■ **TASK TO CARRY OUT**
Select the lines of the records containing the word "code" and list them.

>>>>>

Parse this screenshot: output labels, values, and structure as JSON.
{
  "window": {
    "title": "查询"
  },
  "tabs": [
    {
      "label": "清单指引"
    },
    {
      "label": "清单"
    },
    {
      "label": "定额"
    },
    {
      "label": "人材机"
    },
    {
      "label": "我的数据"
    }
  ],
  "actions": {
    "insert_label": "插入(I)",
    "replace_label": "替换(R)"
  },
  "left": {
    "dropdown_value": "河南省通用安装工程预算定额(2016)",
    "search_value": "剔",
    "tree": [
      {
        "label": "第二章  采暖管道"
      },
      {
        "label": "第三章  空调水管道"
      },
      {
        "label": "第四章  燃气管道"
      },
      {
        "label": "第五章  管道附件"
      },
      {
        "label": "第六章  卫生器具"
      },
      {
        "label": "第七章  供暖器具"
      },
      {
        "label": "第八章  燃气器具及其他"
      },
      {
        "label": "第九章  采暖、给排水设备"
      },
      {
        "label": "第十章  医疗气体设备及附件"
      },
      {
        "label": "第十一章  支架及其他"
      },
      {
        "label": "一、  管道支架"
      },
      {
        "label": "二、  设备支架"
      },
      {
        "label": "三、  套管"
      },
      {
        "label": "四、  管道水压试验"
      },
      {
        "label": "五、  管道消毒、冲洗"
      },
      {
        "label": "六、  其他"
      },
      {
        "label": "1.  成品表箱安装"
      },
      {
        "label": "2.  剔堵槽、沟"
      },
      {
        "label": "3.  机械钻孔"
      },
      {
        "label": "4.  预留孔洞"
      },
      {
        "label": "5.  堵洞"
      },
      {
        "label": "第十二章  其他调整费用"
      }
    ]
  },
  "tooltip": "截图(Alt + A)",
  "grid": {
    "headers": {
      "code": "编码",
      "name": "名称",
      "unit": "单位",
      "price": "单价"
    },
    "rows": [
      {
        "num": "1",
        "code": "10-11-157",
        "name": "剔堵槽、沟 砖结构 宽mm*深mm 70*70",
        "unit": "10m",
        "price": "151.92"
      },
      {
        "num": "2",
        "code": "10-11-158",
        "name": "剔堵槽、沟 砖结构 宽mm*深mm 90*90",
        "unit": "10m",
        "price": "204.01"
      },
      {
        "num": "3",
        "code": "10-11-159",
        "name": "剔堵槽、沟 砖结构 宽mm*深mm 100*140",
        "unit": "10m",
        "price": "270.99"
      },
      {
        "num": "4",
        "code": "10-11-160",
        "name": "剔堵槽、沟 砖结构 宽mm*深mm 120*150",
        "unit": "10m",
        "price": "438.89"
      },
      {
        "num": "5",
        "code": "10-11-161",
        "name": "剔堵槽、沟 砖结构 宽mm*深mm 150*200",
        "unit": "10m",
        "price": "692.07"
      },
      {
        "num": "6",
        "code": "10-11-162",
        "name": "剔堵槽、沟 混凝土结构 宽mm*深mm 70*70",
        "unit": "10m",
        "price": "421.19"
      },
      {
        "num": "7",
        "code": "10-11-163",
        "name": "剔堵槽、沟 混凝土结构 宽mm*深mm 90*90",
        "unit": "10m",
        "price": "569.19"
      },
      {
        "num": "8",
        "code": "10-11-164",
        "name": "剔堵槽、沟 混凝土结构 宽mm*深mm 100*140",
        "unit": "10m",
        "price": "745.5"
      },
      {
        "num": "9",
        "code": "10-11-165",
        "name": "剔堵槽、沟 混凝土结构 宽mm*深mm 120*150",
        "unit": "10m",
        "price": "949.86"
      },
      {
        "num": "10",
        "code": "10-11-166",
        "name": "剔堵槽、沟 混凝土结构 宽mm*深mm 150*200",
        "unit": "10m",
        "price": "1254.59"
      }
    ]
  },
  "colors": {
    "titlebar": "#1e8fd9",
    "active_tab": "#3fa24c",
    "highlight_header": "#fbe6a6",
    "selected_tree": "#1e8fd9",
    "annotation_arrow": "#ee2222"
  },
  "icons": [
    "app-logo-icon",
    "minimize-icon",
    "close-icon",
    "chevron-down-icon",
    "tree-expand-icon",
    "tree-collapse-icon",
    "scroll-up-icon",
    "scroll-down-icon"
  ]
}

<<<<<

■ **THE RESPONSE**
      "code": "编码",
        "code": "10-11-157",
        "code": "10-11-158",
        "code": "10-11-159",
        "code": "10-11-160",
        "code": "10-11-161",
        "code": "10-11-162",
        "code": "10-11-163",
        "code": "10-11-164",
        "code": "10-11-165",
        "code": "10-11-166",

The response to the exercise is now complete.